▸ **Exercise directions**
Gather the lines that hold the string "text".

-- begin Given information --

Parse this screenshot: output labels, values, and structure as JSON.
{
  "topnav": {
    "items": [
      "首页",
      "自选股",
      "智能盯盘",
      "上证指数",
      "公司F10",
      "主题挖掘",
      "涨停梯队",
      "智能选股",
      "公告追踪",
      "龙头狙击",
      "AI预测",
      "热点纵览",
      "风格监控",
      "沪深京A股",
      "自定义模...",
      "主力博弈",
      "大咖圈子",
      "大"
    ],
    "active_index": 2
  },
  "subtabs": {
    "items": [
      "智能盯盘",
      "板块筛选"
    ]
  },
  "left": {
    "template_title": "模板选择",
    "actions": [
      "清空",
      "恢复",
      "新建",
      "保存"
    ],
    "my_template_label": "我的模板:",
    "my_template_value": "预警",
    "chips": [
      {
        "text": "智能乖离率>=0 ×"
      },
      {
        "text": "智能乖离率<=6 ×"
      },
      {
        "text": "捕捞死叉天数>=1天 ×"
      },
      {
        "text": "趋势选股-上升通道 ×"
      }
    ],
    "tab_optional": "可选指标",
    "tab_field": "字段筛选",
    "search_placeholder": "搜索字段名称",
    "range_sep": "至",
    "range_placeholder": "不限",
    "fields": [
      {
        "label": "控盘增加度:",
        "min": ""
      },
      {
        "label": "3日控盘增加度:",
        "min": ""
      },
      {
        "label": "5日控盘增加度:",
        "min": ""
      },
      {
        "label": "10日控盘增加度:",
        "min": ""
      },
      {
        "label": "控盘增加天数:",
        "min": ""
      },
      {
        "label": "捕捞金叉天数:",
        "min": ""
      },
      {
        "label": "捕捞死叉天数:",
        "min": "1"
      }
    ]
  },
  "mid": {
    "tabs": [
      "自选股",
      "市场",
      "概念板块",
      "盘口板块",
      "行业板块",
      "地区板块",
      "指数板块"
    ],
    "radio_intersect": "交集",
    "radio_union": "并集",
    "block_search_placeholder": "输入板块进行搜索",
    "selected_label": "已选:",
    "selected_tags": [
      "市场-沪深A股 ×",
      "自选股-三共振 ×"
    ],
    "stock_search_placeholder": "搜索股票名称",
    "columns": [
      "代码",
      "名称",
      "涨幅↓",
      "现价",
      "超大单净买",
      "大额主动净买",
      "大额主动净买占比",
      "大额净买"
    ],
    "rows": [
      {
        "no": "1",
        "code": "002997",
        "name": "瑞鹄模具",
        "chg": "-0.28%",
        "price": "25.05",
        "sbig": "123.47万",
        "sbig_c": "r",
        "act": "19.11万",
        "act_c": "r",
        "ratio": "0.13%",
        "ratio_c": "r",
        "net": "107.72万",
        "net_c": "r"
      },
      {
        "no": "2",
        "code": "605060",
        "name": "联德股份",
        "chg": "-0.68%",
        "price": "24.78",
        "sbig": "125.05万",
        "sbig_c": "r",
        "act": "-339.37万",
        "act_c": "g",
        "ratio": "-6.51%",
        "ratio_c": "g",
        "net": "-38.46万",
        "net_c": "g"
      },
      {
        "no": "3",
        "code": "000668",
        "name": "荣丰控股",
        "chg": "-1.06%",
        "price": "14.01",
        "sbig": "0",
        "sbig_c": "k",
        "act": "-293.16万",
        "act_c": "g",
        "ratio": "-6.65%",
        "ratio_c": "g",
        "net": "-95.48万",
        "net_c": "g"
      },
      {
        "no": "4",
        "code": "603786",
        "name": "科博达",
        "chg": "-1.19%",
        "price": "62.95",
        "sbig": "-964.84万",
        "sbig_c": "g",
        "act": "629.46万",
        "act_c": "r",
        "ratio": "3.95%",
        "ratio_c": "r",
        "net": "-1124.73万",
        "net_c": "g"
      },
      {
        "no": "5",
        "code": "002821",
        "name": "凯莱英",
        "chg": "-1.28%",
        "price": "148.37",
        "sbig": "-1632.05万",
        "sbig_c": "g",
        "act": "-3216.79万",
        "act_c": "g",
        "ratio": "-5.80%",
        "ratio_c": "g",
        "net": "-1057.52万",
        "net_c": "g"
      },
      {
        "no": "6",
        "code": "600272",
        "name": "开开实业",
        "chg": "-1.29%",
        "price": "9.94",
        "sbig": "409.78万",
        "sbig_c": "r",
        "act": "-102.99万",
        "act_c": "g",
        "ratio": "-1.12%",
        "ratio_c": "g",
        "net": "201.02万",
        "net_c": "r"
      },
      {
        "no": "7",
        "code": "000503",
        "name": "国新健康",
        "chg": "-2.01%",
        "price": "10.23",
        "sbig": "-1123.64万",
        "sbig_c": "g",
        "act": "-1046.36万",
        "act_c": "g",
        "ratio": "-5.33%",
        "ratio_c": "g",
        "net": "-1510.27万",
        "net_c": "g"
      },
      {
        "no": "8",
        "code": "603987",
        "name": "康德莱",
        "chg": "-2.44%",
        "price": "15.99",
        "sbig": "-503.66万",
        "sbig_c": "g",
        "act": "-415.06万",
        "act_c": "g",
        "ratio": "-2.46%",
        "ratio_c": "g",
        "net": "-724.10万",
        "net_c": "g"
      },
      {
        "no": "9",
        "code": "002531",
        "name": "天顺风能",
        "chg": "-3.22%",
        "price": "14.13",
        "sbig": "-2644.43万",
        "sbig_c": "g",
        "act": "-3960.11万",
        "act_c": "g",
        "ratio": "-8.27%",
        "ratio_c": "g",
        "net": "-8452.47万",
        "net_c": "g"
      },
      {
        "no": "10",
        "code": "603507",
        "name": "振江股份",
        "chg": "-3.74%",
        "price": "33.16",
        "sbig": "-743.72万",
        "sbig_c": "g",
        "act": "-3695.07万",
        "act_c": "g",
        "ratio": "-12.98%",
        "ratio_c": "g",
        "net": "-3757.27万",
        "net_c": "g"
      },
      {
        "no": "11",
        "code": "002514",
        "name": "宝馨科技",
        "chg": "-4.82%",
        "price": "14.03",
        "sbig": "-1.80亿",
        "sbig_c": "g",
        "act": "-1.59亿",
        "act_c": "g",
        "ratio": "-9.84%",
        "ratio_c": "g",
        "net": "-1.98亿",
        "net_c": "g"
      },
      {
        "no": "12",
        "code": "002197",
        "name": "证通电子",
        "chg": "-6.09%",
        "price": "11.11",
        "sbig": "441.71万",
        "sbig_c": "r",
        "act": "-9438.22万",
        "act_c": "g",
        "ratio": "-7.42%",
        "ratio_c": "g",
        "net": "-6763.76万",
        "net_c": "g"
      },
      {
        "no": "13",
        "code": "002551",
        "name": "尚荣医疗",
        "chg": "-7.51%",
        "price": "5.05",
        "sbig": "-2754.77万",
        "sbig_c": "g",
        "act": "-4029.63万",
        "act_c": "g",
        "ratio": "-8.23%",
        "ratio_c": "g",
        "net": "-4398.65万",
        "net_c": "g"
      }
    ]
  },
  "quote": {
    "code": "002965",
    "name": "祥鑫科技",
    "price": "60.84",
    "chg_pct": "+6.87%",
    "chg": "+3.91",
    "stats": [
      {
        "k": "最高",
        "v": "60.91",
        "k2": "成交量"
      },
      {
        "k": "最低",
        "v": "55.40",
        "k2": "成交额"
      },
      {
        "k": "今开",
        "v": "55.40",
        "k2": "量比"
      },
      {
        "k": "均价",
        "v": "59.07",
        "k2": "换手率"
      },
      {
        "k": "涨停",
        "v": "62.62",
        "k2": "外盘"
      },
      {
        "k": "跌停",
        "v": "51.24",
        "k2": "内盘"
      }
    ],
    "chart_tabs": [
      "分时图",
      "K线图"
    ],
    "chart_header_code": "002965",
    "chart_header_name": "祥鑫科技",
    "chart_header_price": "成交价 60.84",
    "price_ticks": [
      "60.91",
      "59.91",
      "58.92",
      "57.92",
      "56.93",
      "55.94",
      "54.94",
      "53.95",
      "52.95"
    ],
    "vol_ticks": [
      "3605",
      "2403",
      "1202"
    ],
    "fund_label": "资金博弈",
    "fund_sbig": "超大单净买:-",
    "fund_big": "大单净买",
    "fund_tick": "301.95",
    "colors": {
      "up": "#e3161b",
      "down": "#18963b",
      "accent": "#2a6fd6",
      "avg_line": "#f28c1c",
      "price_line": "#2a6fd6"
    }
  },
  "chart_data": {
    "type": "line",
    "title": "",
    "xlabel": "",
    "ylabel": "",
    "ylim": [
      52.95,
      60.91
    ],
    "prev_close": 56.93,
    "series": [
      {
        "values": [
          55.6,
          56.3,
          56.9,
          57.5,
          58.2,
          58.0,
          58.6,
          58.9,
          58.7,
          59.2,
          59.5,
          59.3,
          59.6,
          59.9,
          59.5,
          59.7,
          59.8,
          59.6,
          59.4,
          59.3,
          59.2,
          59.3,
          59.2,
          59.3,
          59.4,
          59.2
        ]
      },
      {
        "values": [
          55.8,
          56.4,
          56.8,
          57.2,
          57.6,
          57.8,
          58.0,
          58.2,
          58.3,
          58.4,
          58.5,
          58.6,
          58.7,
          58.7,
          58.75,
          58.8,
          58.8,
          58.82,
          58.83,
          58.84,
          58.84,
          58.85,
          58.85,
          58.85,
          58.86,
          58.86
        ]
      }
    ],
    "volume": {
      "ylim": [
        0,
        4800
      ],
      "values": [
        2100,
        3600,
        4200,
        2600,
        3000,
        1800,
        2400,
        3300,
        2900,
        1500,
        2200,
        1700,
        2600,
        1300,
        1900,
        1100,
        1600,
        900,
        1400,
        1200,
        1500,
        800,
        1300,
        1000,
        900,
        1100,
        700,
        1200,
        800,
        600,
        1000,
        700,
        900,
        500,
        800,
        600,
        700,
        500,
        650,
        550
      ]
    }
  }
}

-- end Given information --

▸ **Answer to this problem**
        "text": "智能乖离率>=0 ×"
        "text": "智能乖离率<=6 ×"
        "text": "捕捞死叉天数>=1天 ×"
        "text": "趋势选股-上升通道 ×"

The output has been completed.